Task statement. Locate each line with the string "thousands" in the listing below and copy it.
+--
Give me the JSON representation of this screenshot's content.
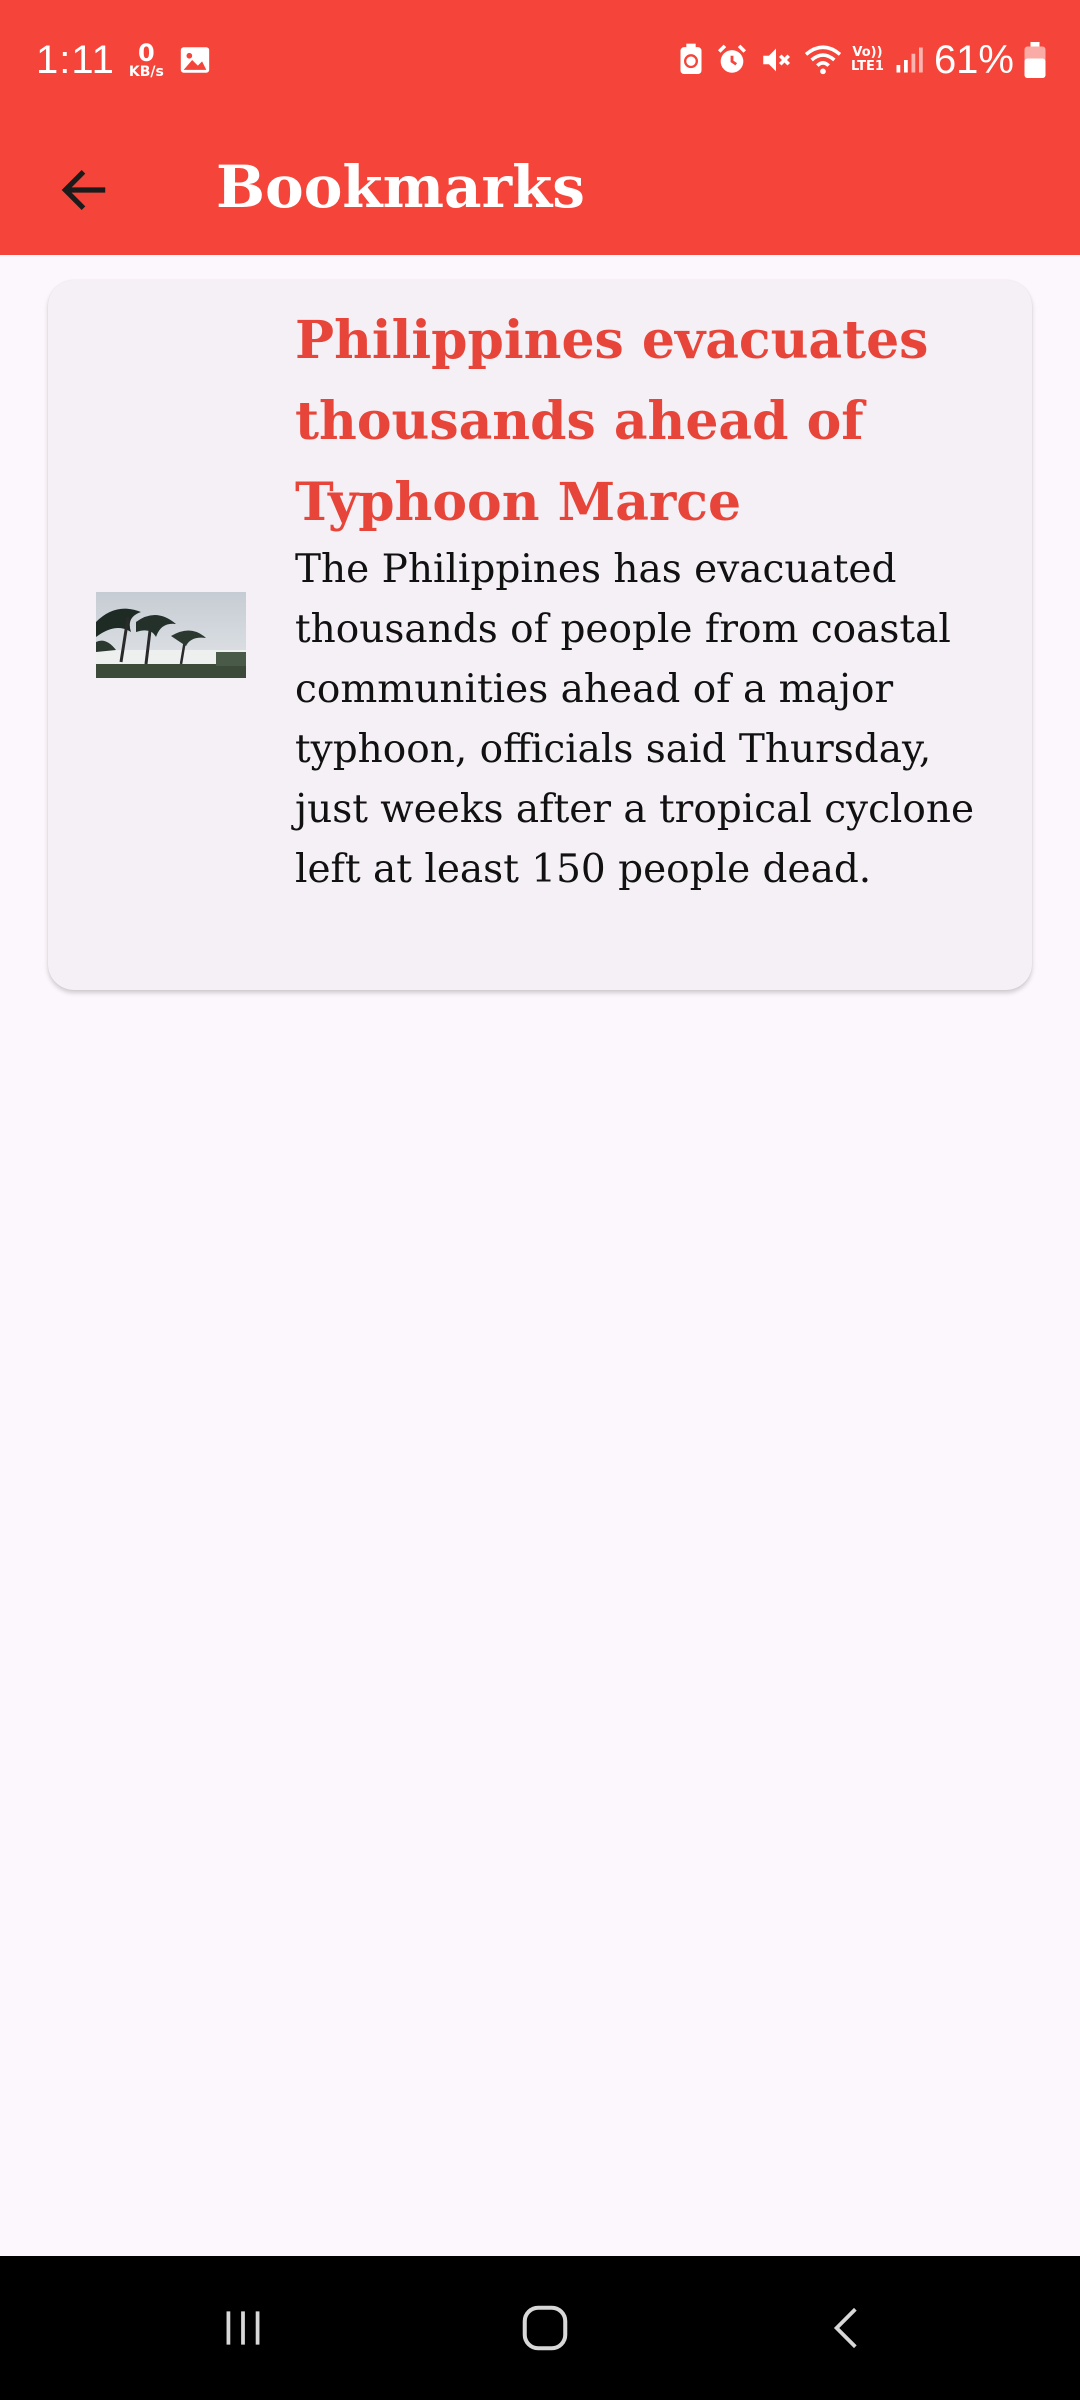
{
  "status_bar": {
    "time": "1:11",
    "net_speed_value": "0",
    "net_speed_unit": "KB/s",
    "volte_top": "Vo))",
    "volte_bottom": "LTE1",
    "battery": "61%"
  },
  "app_bar": {
    "title": "Bookmarks"
  },
  "bookmarks": [
    {
      "headline": "Philippines evacuates thousands ahead of Typhoon Marce",
      "summary": "The Philippines has evacuated thousands of people from coastal communities ahead of a major typhoon, officials said Thursday, just weeks after a tropical cyclone left at least 150 people dead."
    }
  ],
  "colors": {
    "accent": "#f5453a",
    "headline": "#e8453a",
    "background": "#fcf7fc",
    "card": "#f4f0f6"
  },
  "icons": {
    "back": "arrow-left-icon",
    "gallery": "image-icon",
    "nav_recents": "recents-icon",
    "nav_home": "home-icon",
    "nav_back": "chevron-left-icon"
  }
}
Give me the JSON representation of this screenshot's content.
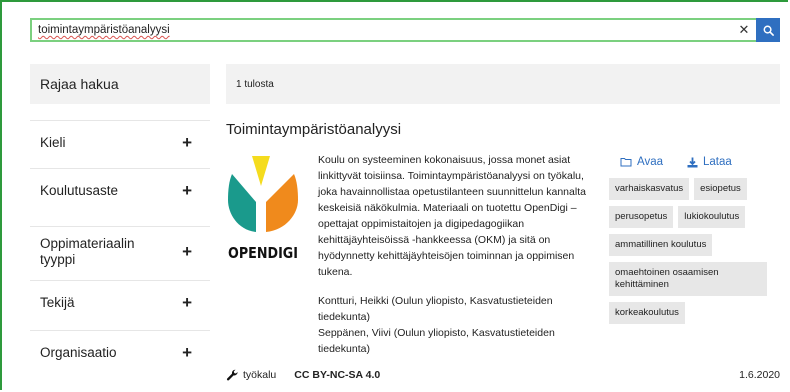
{
  "search": {
    "value": "toimintaympäristöanalyysi",
    "clear_icon": "close-icon",
    "search_icon": "search-icon"
  },
  "sidebar": {
    "title": "Rajaa hakua",
    "items": [
      {
        "label": "Kieli"
      },
      {
        "label": "Koulutusaste"
      },
      {
        "label": "Oppimateriaalin tyyppi"
      },
      {
        "label": "Tekijä"
      },
      {
        "label": "Organisaatio"
      }
    ]
  },
  "results": {
    "count_text": "1 tulosta",
    "item": {
      "title": "Toimintaympäristöanalyysi",
      "logo_text": "OPENDIGI",
      "description": "Koulu on systeeminen kokonaisuus, jossa monet asiat linkittyvät toisiinsa. Toimintaympäristöanalyysi on työkalu, joka havainnollistaa opetustilanteen suunnittelun kannalta keskeisiä näkökulmia. Materiaali on tuotettu OpenDigi – opettajat oppimistaitojen ja digipedagogiikan kehittäjäyhteisöissä -hankkeessa (OKM) ja sitä on hyödynnetty kehittäjäyhteisöjen toiminnan ja oppimisen tukena.",
      "authors": [
        "Kontturi, Heikki (Oulun yliopisto, Kasvatustieteiden tiedekunta)",
        "Seppänen, Viivi (Oulun yliopisto, Kasvatustieteiden tiedekunta)"
      ],
      "open_label": "Avaa",
      "download_label": "Lataa",
      "tags": [
        "varhaiskasvatus",
        "esiopetus",
        "perusopetus",
        "lukiokoulutus",
        "ammatillinen koulutus",
        "omaehtoinen osaamisen kehittäminen",
        "korkeakoulutus"
      ],
      "type_label": "työkalu",
      "license": "CC BY-NC-SA 4.0",
      "date": "1.6.2020"
    }
  },
  "colors": {
    "accent": "#2f6fc0",
    "frame": "#2e9a3c",
    "logo_yellow": "#f5dc1e",
    "logo_teal": "#1a9a8c",
    "logo_orange": "#f08a1c"
  }
}
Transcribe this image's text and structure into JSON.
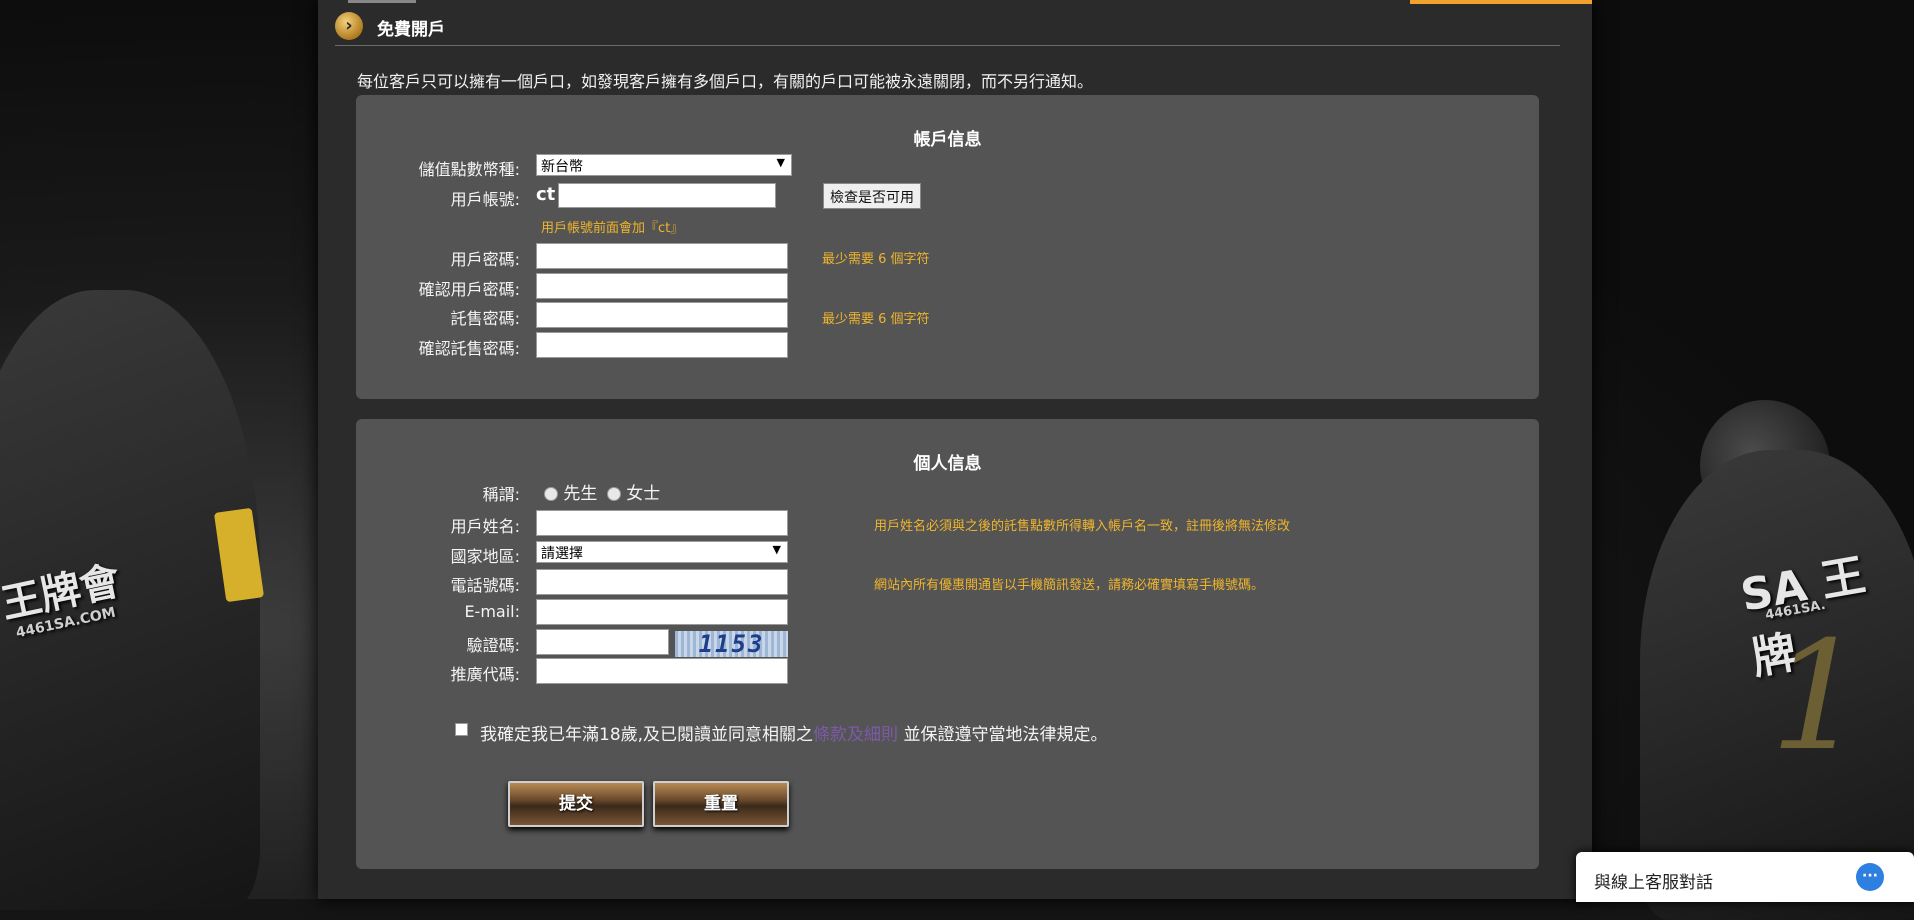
{
  "header": {
    "title": "免費開戶",
    "notice": "每位客戶只可以擁有一個戶口，如發現客戶擁有多個戶口，有關的戶口可能被永遠關閉，而不另行通知。"
  },
  "account": {
    "title": "帳戶信息",
    "currency_label": "儲值點數幣種:",
    "currency_value": "新台幣",
    "username_label": "用戶帳號:",
    "username_prefix": "ct",
    "username_value": "",
    "check_button": "檢查是否可用",
    "username_hint": "用戶帳號前面會加『ct』",
    "password_label": "用戶密碼:",
    "password_hint": "最少需要 6 個字符",
    "confirm_password_label": "確認用戶密碼:",
    "trade_password_label": "託售密碼:",
    "trade_password_hint": "最少需要 6 個字符",
    "confirm_trade_password_label": "確認託售密碼:"
  },
  "personal": {
    "title": "個人信息",
    "salutation_label": "稱謂:",
    "salutation_mr": "先生",
    "salutation_ms": "女士",
    "name_label": "用戶姓名:",
    "name_hint": "用戶姓名必須與之後的託售點數所得轉入帳戶名一致，註冊後將無法修改",
    "country_label": "國家地區:",
    "country_value": "請選擇",
    "phone_label": "電話號碼:",
    "phone_hint": "網站內所有優惠開通皆以手機簡訊發送，請務必確實填寫手機號碼。",
    "email_label": "E-mail:",
    "captcha_label": "驗證碼:",
    "captcha_text": "1153",
    "promo_label": "推廣代碼:",
    "agree_prefix": "我確定我已年滿18歲,及已閱讀並同意相關之",
    "agree_link": "條款及細則",
    "agree_suffix": " 並保證遵守當地法律規定。",
    "submit_button": "提交",
    "reset_button": "重置"
  },
  "branding": {
    "left_logo": "王牌會",
    "left_logo_sub": "4461SA.COM",
    "right_logo": "SA 王牌",
    "right_logo_sub": "4461SA.",
    "right_number": "1"
  },
  "chat": {
    "label": "與線上客服對話",
    "icon": "chat-bubble-icon"
  },
  "colors": {
    "hint": "#f0b52c",
    "panel": "#545454",
    "accent": "#f0a22c",
    "link": "#7c5aa8"
  }
}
+--
Written reply.
      "headline": "Philippines evacuates thousands ahead of Typhoon Marce",
      "summary": "The Philippines has evacuated thousands of people from coastal communities ahead of a major typhoon, officials said Thursday, just weeks after a tropical cyclone left at least 150 people dead."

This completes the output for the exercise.